[Dataset items]
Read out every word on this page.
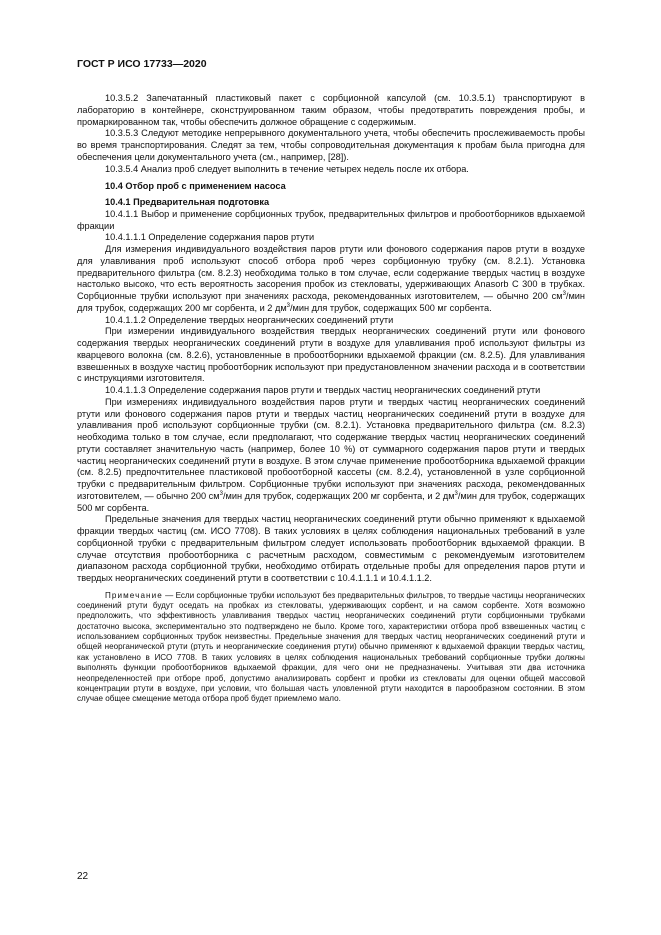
ГОСТ Р ИСО 17733—2020

10.3.5.2 Запечатанный пластиковый пакет с сорбционной капсулой (см. 10.3.5.1) транспортируют в лабораторию в контейнере, сконструированном таким образом, чтобы предотвратить повреждения пробы, и промаркированном так, чтобы обеспечить должное обращение с содержимым.

10.3.5.3 Следуют методике непрерывного документального учета, чтобы обеспечить прослеживаемость пробы во время транспортирования. Следят за тем, чтобы сопроводительная документация к пробам была пригодна для обеспечения цели документального учета (см., например, [28]).

10.3.5.4 Анализ проб следует выполнить в течение четырех недель после их отбора.

10.4 Отбор проб с применением насоса

10.4.1 Предварительная подготовка

10.4.1.1 Выбор и применение сорбционных трубок, предварительных фильтров и пробоотборников вдыхаемой фракции

10.4.1.1.1 Определение содержания паров ртути

Для измерения индивидуального воздействия паров ртути или фонового содержания паров ртути в воздухе для улавливания проб используют способ отбора проб через сорбционную трубку (см. 8.2.1). Установка предварительного фильтра (см. 8.2.3) необходима только в том случае, если содержание твердых частиц в воздухе настолько высоко, что есть вероятность засорения пробок из стекловаты, удерживающих Anasorb С 300 в трубках. Сорбционные трубки используют при значениях расхода, рекомендованных изготовителем, — обычно 200 $см^3$/мин для трубок, содержащих 200 мг сорбента, и 2 $дм^3$/мин для трубок, содержащих 500 мг сорбента.

10.4.1.1.2 Определение твердых неорганических соединений ртути

При измерении индивидуального воздействия твердых неорганических соединений ртути или фонового содержания твердых неорганических соединений ртути в воздухе для улавливания проб используют фильтры из кварцевого волокна (см. 8.2.6), установленные в пробоотборники вдыхаемой фракции (см. 8.2.5). Для улавливания взвешенных в воздухе частиц пробоотборник используют при предустановленном значении расхода и в соответствии с инструкциями изготовителя.

10.4.1.1.3 Определение содержания паров ртути и твердых частиц неорганических соединений ртути

При измерениях индивидуального воздействия паров ртути и твердых частиц неорганических соединений ртути или фонового содержания паров ртути и твердых частиц неорганических соединений ртути в воздухе для улавливания проб используют сорбционные трубки (см. 8.2.1). Установка предварительного фильтра (см. 8.2.3) необходима только в том случае, если предполагают, что содержание твердых частиц неорганических соединений ртути составляет значительную часть (например, более 10 %) от суммарного содержания паров ртути и твердых частиц неорганических соединений ртути в воздухе. В этом случае применение пробоотборника вдыхаемой фракции (см. 8.2.5) предпочтительнее пластиковой пробоотборной кассеты (см. 8.2.4), установленной в узле сорбционной трубки с предварительным фильтром. Сорбционные трубки используют при значениях расхода, рекомендованных изготовителем, — обычно 200 $см^3$/мин для трубок, содержащих 200 мг сорбента, и 2 $дм^3$/мин для трубок, содержащих 500 мг сорбента.

Предельные значения для твердых частиц неорганических соединений ртути обычно применяют к вдыхаемой фракции твердых частиц (см. ИСО 7708). В таких условиях в целях соблюдения национальных требований в узле сорбционной трубки с предварительным фильтром следует использовать пробоотборник вдыхаемой фракции. В случае отсутствия пробоотборника с расчетным расходом, совместимым с рекомендуемым изготовителем диапазоном расхода сорбционной трубки, необходимо отбирать отдельные пробы для определения паров ртути и твердых неорганических соединений ртути в соответствии с 10.4.1.1.1 и 10.4.1.1.2.

Примечание — Если сорбционные трубки используют без предварительных фильтров, то твердые частицы неорганических соединений ртути будут оседать на пробках из стекловаты, удерживающих сорбент, и на самом сорбенте. Хотя возможно предположить, что эффективность улавливания твердых частиц неорганических соединений ртути сорбционными трубками достаточно высока, экспериментально это подтверждено не было. Кроме того, характеристики отбора проб взвешенных частиц с использованием сорбционных трубок неизвестны. Предельные значения для твердых частиц неорганических соединений ртути и общей неорганической ртути (ртуть и неорганические соединения ртути) обычно применяют к вдыхаемой фракции твердых частиц, как установлено в ИСО 7708. В таких условиях в целях соблюдения национальных требований сорбционные трубки должны выполнять функции пробоотборников вдыхаемой фракции, для чего они не предназначены. Учитывая эти два источника неопределенностей при отборе проб, допустимо анализировать сорбент и пробки из стекловаты для оценки общей массовой концентрации ртути в воздухе, при условии, что большая часть уловленной ртути находится в парообразном состоянии. В этом случае общее смещение метода отбора проб будет приемлемо мало.

22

Exercise aim:
Exclude the pictures. Write out the remaining data exactly.

Answer below:
Read out every word on this page.
ГОСТ Р ИСО 17733—2020

10.3.5.2 Запечатанный пластиковый пакет с сорбционной капсулой (см. 10.3.5.1) транспортируют в лабораторию в контейнере, сконструированном таким образом, чтобы предотвратить повреждения пробы, и промаркированном так, чтобы обеспечить должное обращение с содержимым.

10.3.5.3 Следуют методике непрерывного документального учета, чтобы обеспечить прослеживаемость пробы во время транспортирования. Следят за тем, чтобы сопроводительная документация к пробам была пригодна для обеспечения цели документального учета (см., например, [28]).

10.3.5.4 Анализ проб следует выполнить в течение четырех недель после их отбора.

10.4 Отбор проб с применением насоса

10.4.1 Предварительная подготовка

10.4.1.1 Выбор и применение сорбционных трубок, предварительных фильтров и пробоотборников вдыхаемой фракции

10.4.1.1.1 Определение содержания паров ртути

Для измерения индивидуального воздействия паров ртути или фонового содержания паров ртути в воздухе для улавливания проб используют способ отбора проб через сорбционную трубку (см. 8.2.1). Установка предварительного фильтра (см. 8.2.3) необходима только в том случае, если содержание твердых частиц в воздухе настолько высоко, что есть вероятность засорения пробок из стекловаты, удерживающих Anasorb С 300 в трубках. Сорбционные трубки используют при значениях расхода, рекомендованных изготовителем, — обычно 200 $см^3$/мин для трубок, содержащих 200 мг сорбента, и 2 $дм^3$/мин для трубок, содержащих 500 мг сорбента.

10.4.1.1.2 Определение твердых неорганических соединений ртути

При измерении индивидуального воздействия твердых неорганических соединений ртути или фонового содержания твердых неорганических соединений ртути в воздухе для улавливания проб используют фильтры из кварцевого волокна (см. 8.2.6), установленные в пробоотборники вдыхаемой фракции (см. 8.2.5). Для улавливания взвешенных в воздухе частиц пробоотборник используют при предустановленном значении расхода и в соответствии с инструкциями изготовителя.

10.4.1.1.3 Определение содержания паров ртути и твердых частиц неорганических соединений ртути

При измерениях индивидуального воздействия паров ртути и твердых частиц неорганических соединений ртути или фонового содержания паров ртути и твердых частиц неорганических соединений ртути в воздухе для улавливания проб используют сорбционные трубки (см. 8.2.1). Установка предварительного фильтра (см. 8.2.3) необходима только в том случае, если предполагают, что содержание твердых частиц неорганических соединений ртути составляет значительную часть (например, более 10 %) от суммарного содержания паров ртути и твердых частиц неорганических соединений ртути в воздухе. В этом случае применение пробоотборника вдыхаемой фракции (см. 8.2.5) предпочтительнее пластиковой пробоотборной кассеты (см. 8.2.4), установленной в узле сорбционной трубки с предварительным фильтром. Сорбционные трубки используют при значениях расхода, рекомендованных изготовителем, — обычно 200 $см^3$/мин для трубок, содержащих 200 мг сорбента, и 2 $дм^3$/мин для трубок, содержащих 500 мг сорбента.

Предельные значения для твердых частиц неорганических соединений ртути обычно применяют к вдыхаемой фракции твердых частиц (см. ИСО 7708). В таких условиях в целях соблюдения национальных требований в узле сорбционной трубки с предварительным фильтром следует использовать пробоотборник вдыхаемой фракции. В случае отсутствия пробоотборника с расчетным расходом, совместимым с рекомендуемым изготовителем диапазоном расхода сорбционной трубки, необходимо отбирать отдельные пробы для определения паров ртути и твердых неорганических соединений ртути в соответствии с 10.4.1.1.1 и 10.4.1.1.2.

Примечание — Если сорбционные трубки используют без предварительных фильтров, то твердые частицы неорганических соединений ртути будут оседать на пробках из стекловаты, удерживающих сорбент, и на самом сорбенте. Хотя возможно предположить, что эффективность улавливания твердых частиц неорганических соединений ртути сорбционными трубками достаточно высока, экспериментально это подтверждено не было. Кроме того, характеристики отбора проб взвешенных частиц с использованием сорбционных трубок неизвестны. Предельные значения для твердых частиц неорганических соединений ртути и общей неорганической ртути (ртуть и неорганические соединения ртути) обычно применяют к вдыхаемой фракции твердых частиц, как установлено в ИСО 7708. В таких условиях в целях соблюдения национальных требований сорбционные трубки должны выполнять функции пробоотборников вдыхаемой фракции, для чего они не предназначены. Учитывая эти два источника неопределенностей при отборе проб, допустимо анализировать сорбент и пробки из стекловаты для оценки общей массовой концентрации ртути в воздухе, при условии, что большая часть уловленной ртути находится в парообразном состоянии. В этом случае общее смещение метода отбора проб будет приемлемо мало.

22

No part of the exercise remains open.